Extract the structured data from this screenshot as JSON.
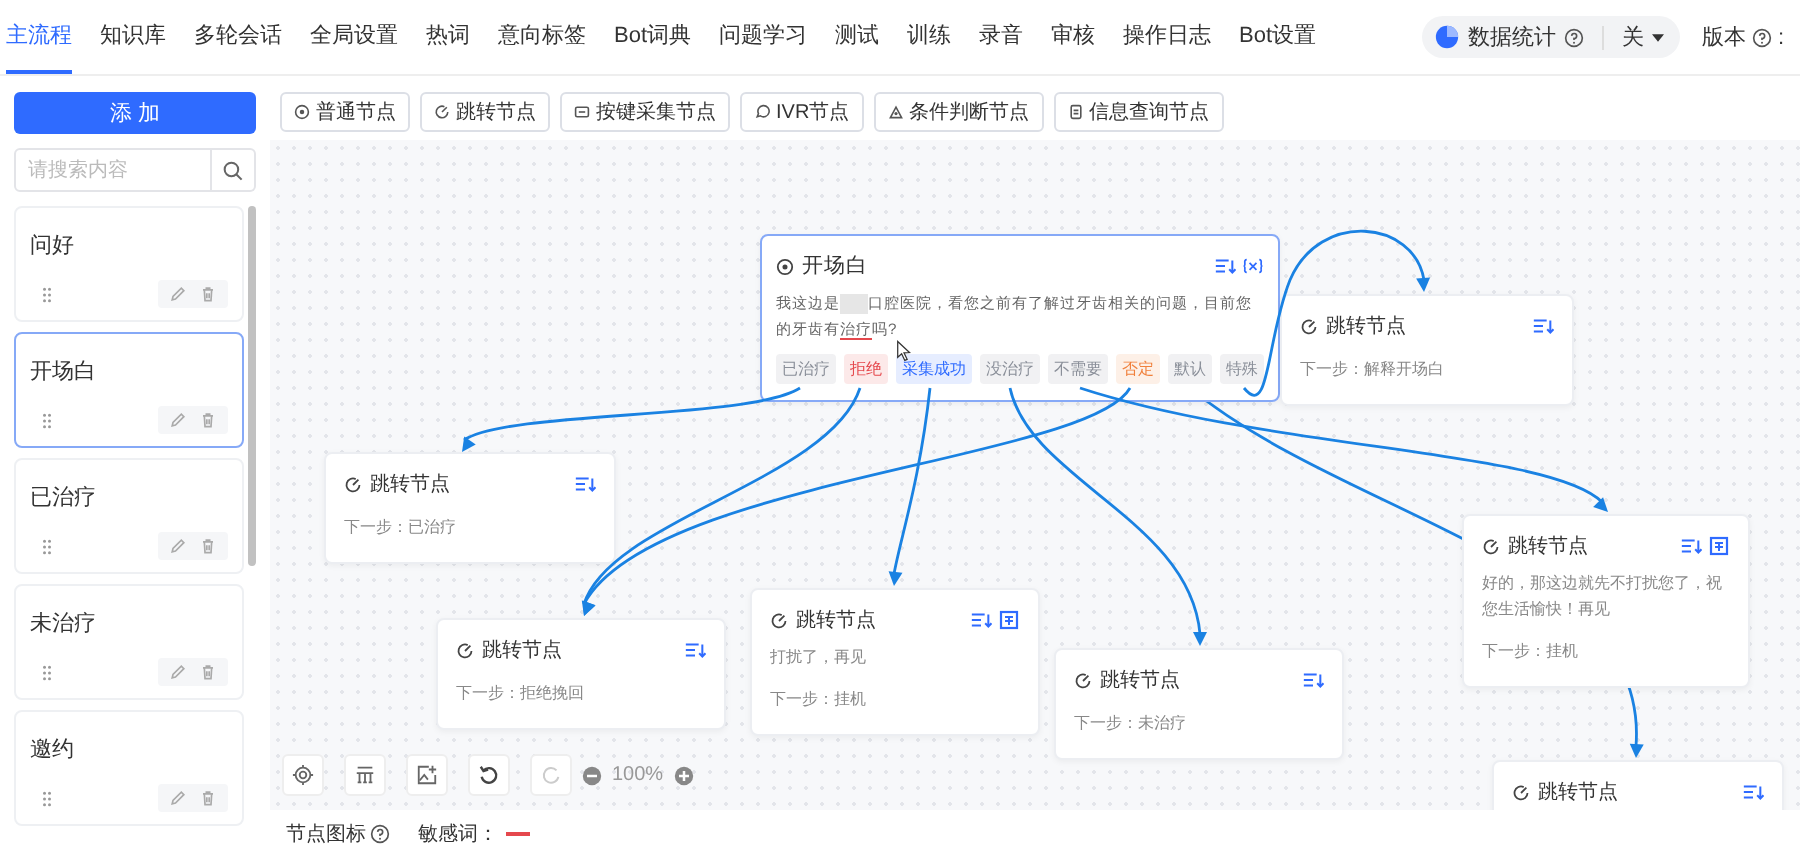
{
  "nav": {
    "tabs": [
      {
        "label": "主流程",
        "selected": true
      },
      {
        "label": "知识库",
        "selected": false
      },
      {
        "label": "多轮会话",
        "selected": false
      },
      {
        "label": "全局设置",
        "selected": false
      },
      {
        "label": "热词",
        "selected": false
      },
      {
        "label": "意向标签",
        "selected": false
      },
      {
        "label": "Bot词典",
        "selected": false
      },
      {
        "label": "问题学习",
        "selected": false
      },
      {
        "label": "测试",
        "selected": false
      },
      {
        "label": "训练",
        "selected": false
      },
      {
        "label": "录音",
        "selected": false
      },
      {
        "label": "审核",
        "selected": false
      },
      {
        "label": "操作日志",
        "selected": false
      },
      {
        "label": "Bot设置",
        "selected": false
      }
    ],
    "stats": {
      "label": "数据统计",
      "value": "关"
    },
    "version_label": "版本",
    "version_colon": ":"
  },
  "sidebar": {
    "add_button": "添 加",
    "search": {
      "placeholder": "请搜索内容"
    },
    "items": [
      {
        "label": "问好",
        "selected": false
      },
      {
        "label": "开场白",
        "selected": true
      },
      {
        "label": "已治疗",
        "selected": false
      },
      {
        "label": "未治疗",
        "selected": false
      },
      {
        "label": "邀约",
        "selected": false
      }
    ]
  },
  "toolbar": [
    {
      "label": "普通节点",
      "kind": "normal"
    },
    {
      "label": "跳转节点",
      "kind": "jump"
    },
    {
      "label": "按键采集节点",
      "kind": "keypad"
    },
    {
      "label": "IVR节点",
      "kind": "ivr"
    },
    {
      "label": "条件判断节点",
      "kind": "condition"
    },
    {
      "label": "信息查询节点",
      "kind": "query"
    }
  ],
  "flow": {
    "start_node": {
      "title": "开场白",
      "prompt": [
        {
          "kind": "plain",
          "text": "我这边是"
        },
        {
          "kind": "redacted"
        },
        {
          "kind": "plain",
          "text": "口腔医院，看您之前有了解过牙齿相关的问题，目前您的牙齿有"
        },
        {
          "kind": "sensitive",
          "text": "治疗"
        },
        {
          "kind": "plain",
          "text": "吗?"
        }
      ],
      "branches": [
        {
          "label": "已治疗",
          "color": "#8a8f99"
        },
        {
          "label": "拒绝",
          "color": "#e5484d"
        },
        {
          "label": "采集成功",
          "color": "#2f6bff"
        },
        {
          "label": "没治疗",
          "color": "#8a8f99"
        },
        {
          "label": "不需要",
          "color": "#8a8f99"
        },
        {
          "label": "否定",
          "color": "#f0803c"
        },
        {
          "label": "默认",
          "color": "#8a8f99"
        },
        {
          "label": "特殊",
          "color": "#8a8f99"
        }
      ]
    },
    "nodes": [
      {
        "title": "跳转节点",
        "next": "下一步：解释开场白"
      },
      {
        "title": "跳转节点",
        "next": "下一步：已治疗"
      },
      {
        "title": "跳转节点",
        "next": "下一步：拒绝挽回"
      },
      {
        "title": "跳转节点",
        "message": "打扰了，再见",
        "next": "下一步：挂机"
      },
      {
        "title": "跳转节点",
        "next": "下一步：未治疗"
      },
      {
        "title": "跳转节点",
        "message": "好的，那这边就先不打扰您了，祝您生活愉快！再见",
        "next": "下一步：挂机"
      },
      {
        "title": "跳转节点"
      }
    ]
  },
  "zoom": "100%",
  "footer": {
    "node_icon_label": "节点图标",
    "sensitive_label": "敏感词："
  }
}
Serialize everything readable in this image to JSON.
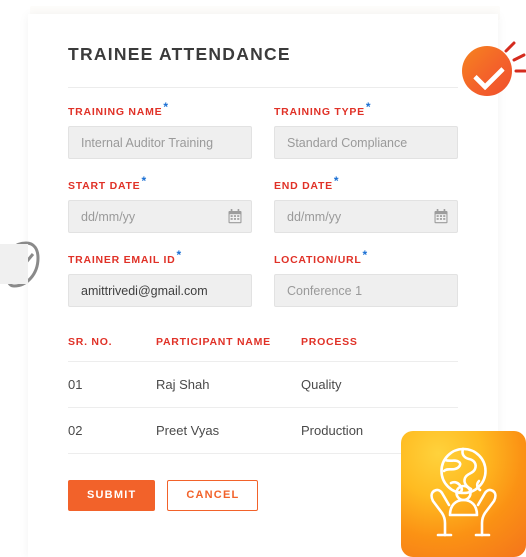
{
  "page": {
    "title": "TRAINEE ATTENDANCE"
  },
  "form": {
    "fields": [
      {
        "label": "TRAINING NAME",
        "required_marker": "*",
        "value": "",
        "placeholder": "Internal Auditor Training",
        "type": "text"
      },
      {
        "label": "TRAINING TYPE",
        "required_marker": "*",
        "value": "",
        "placeholder": "Standard Compliance",
        "type": "text"
      },
      {
        "label": "START DATE",
        "required_marker": "*",
        "value": "",
        "placeholder": "dd/mm/yy",
        "type": "date",
        "icon": "calendar-icon"
      },
      {
        "label": "END DATE",
        "required_marker": "*",
        "value": "",
        "placeholder": "dd/mm/yy",
        "type": "date",
        "icon": "calendar-icon"
      },
      {
        "label": "TRAINER EMAIL ID",
        "required_marker": "*",
        "value": "amittrivedi@gmail.com",
        "placeholder": "",
        "type": "email"
      },
      {
        "label": "LOCATION/URL",
        "required_marker": "*",
        "value": "",
        "placeholder": "Conference 1",
        "type": "text"
      }
    ]
  },
  "participants_table": {
    "columns": [
      "SR. NO.",
      "PARTICIPANT NAME",
      "PROCESS"
    ],
    "rows": [
      {
        "sr_no": "01",
        "name": "Raj Shah",
        "process": "Quality"
      },
      {
        "sr_no": "02",
        "name": "Preet Vyas",
        "process": "Production"
      }
    ]
  },
  "actions": {
    "submit_label": "SUBMIT",
    "cancel_label": "CANCEL"
  },
  "colors": {
    "label_red": "#e03127",
    "required_blue": "#1a6fd4",
    "accent_orange": "#f2622a",
    "input_fill": "#efefef",
    "title_grey": "#3b3b3b",
    "badge_orange": "#f6841f",
    "burst_red": "#d42b1e",
    "tile_yellow": "#ffd23c",
    "leaf_grey": "#8a8a8a"
  },
  "decorations": [
    {
      "name": "leaf-icon",
      "description": "leaf outline with diagonal vein"
    },
    {
      "name": "check-badge-icon",
      "description": "orange circle with white check and red burst lines"
    },
    {
      "name": "globe-in-hands-icon",
      "description": "orange gradient tile with globe, person and cupping hands"
    }
  ]
}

- _Stated task_
Locate all lines in the listing above with the word "description". Copy them.

- _Expected answer_
      "description": "leaf outline with diagonal vein"
      "description": "orange circle with white check and red burst lines"
      "description": "orange gradient tile with globe, person and cupping hands"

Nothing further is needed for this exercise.